:: SHORT TASK ::
Your task is to print the material below exactly as presented.

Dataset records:
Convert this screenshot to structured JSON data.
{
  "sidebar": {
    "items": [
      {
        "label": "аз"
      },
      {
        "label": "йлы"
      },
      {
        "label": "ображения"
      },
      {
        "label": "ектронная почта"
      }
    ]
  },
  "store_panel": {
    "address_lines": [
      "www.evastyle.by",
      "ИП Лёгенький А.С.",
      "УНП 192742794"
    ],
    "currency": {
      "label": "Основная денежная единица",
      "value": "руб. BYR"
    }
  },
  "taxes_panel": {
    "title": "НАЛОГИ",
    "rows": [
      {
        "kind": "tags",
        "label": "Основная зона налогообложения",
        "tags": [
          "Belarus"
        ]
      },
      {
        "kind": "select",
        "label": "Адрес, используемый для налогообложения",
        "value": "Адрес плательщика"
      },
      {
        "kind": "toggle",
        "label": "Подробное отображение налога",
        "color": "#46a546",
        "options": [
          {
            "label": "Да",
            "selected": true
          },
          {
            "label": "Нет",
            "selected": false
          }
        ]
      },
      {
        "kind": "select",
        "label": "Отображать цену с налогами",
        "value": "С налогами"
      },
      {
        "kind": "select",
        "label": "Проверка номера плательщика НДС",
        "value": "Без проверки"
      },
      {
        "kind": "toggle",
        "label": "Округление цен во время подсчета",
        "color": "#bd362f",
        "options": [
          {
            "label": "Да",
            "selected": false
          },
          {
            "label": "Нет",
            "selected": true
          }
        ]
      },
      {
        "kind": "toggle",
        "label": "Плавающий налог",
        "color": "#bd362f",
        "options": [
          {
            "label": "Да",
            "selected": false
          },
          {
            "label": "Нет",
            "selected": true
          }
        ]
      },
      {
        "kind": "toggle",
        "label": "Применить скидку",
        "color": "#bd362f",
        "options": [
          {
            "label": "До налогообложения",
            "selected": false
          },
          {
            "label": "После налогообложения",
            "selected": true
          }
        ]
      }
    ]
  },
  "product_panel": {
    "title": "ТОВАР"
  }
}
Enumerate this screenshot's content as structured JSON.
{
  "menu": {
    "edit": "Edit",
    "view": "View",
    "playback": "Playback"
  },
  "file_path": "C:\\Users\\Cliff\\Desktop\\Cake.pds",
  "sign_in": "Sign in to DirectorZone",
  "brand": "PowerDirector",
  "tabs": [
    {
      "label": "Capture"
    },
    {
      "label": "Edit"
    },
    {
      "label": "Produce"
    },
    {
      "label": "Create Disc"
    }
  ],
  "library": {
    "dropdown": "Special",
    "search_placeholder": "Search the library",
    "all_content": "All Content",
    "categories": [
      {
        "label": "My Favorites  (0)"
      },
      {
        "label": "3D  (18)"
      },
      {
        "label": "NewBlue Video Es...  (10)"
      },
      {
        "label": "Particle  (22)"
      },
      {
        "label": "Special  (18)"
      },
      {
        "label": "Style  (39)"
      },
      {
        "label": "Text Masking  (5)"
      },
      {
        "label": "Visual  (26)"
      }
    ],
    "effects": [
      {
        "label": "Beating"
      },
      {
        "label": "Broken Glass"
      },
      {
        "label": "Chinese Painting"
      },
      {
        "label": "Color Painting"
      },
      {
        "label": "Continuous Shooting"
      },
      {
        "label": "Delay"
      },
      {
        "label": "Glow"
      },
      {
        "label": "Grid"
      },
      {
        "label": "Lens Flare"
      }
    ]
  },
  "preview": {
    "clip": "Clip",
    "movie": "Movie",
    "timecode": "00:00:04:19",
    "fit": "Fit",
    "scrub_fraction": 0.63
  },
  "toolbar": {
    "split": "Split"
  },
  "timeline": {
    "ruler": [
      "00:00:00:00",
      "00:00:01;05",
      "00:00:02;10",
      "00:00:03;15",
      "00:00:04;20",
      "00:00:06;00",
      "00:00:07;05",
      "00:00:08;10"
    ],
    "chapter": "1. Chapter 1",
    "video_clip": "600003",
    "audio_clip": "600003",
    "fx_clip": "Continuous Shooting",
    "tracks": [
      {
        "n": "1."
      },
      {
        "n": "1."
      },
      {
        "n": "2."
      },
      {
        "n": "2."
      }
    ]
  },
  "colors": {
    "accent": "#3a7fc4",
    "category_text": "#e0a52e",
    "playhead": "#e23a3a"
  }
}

:: SOLUTION FOR THIS PROBLEM ::
Convert this screenshot to structured JSON data.
{
  "sidebar": {
    "items": [
      {
        "label": "аз"
      },
      {
        "label": "йлы"
      },
      {
        "label": "ображения"
      },
      {
        "label": "ектронная почта"
      }
    ]
  },
  "store_panel": {
    "address_lines": [
      "www.evastyle.by",
      "ИП Лёгенький А.С.",
      "УНП 192742794"
    ],
    "currency": {
      "label": "Основная денежная единица",
      "value": "руб. BYR"
    }
  },
  "taxes_panel": {
    "title": "НАЛОГИ",
    "rows": [
      {
        "kind": "tags",
        "label": "Основная зона налогообложения",
        "tags": [
          "Belarus"
        ]
      },
      {
        "kind": "select",
        "label": "Адрес, используемый для налогообложения",
        "value": "Адрес плательщика"
      },
      {
        "kind": "toggle",
        "label": "Подробное отображение налога",
        "color": "#46a546",
        "options": [
          {
            "label": "Да",
            "selected": true
          },
          {
            "label": "Нет",
            "selected": false
          }
        ]
      },
      {
        "kind": "select",
        "label": "Отображать цену с налогами",
        "value": "С налогами"
      },
      {
        "kind": "select",
        "label": "Проверка номера плательщика НДС",
        "value": "Без проверки"
      },
      {
        "kind": "toggle",
        "label": "Округление цен во время подсчета",
        "color": "#bd362f",
        "options": [
          {
            "label": "Да",
            "selected": false
          },
          {
            "label": "Нет",
            "selected": true
          }
        ]
      },
      {
        "kind": "toggle",
        "label": "Плавающий налог",
        "color": "#bd362f",
        "options": [
          {
            "label": "Да",
            "selected": false
          },
          {
            "label": "Нет",
            "selected": true
          }
        ]
      },
      {
        "kind": "toggle",
        "label": "Применить скидку",
        "color": "#bd362f",
        "options": [
          {
            "label": "До налогообложения",
            "selected": false
          },
          {
            "label": "После налогообложения",
            "selected": true
          }
        ]
      }
    ]
  },
  "product_panel": {
    "title": "ТОВАР"
  }
}
Enumerate this screenshot's content as structured JSON.
{
  "menu": {
    "edit": "Edit",
    "view": "View",
    "playback": "Playback"
  },
  "file_path": "C:\\Users\\Cliff\\Desktop\\Cake.pds",
  "sign_in": "Sign in to DirectorZone",
  "brand": "PowerDirector",
  "tabs": [
    {
      "label": "Capture"
    },
    {
      "label": "Edit"
    },
    {
      "label": "Produce"
    },
    {
      "label": "Create Disc"
    }
  ],
  "library": {
    "dropdown": "Special",
    "search_placeholder": "Search the library",
    "all_content": "All Content",
    "categories": [
      {
        "label": "My Favorites  (0)"
      },
      {
        "label": "3D  (18)"
      },
      {
        "label": "NewBlue Video Es...  (10)"
      },
      {
        "label": "Particle  (22)"
      },
      {
        "label": "Special  (18)"
      },
      {
        "label": "Style  (39)"
      },
      {
        "label": "Text Masking  (5)"
      },
      {
        "label": "Visual  (26)"
      }
    ],
    "effects": [
      {
        "label": "Beating"
      },
      {
        "label": "Broken Glass"
      },
      {
        "label": "Chinese Painting"
      },
      {
        "label": "Color Painting"
      },
      {
        "label": "Continuous Shooting"
      },
      {
        "label": "Delay"
      },
      {
        "label": "Glow"
      },
      {
        "label": "Grid"
      },
      {
        "label": "Lens Flare"
      }
    ]
  },
  "preview": {
    "clip": "Clip",
    "movie": "Movie",
    "timecode": "00:00:04:19",
    "fit": "Fit",
    "scrub_fraction": 0.63
  },
  "toolbar": {
    "split": "Split"
  },
  "timeline": {
    "ruler": [
      "00:00:00:00",
      "00:00:01;05",
      "00:00:02;10",
      "00:00:03;15",
      "00:00:04;20",
      "00:00:06;00",
      "00:00:07;05",
      "00:00:08;10"
    ],
    "chapter": "1. Chapter 1",
    "video_clip": "600003",
    "audio_clip": "600003",
    "fx_clip": "Continuous Shooting",
    "tracks": [
      {
        "n": "1."
      },
      {
        "n": "1."
      },
      {
        "n": "2."
      },
      {
        "n": "2."
      }
    ]
  },
  "colors": {
    "accent": "#3a7fc4",
    "category_text": "#e0a52e",
    "playhead": "#e23a3a"
  }
}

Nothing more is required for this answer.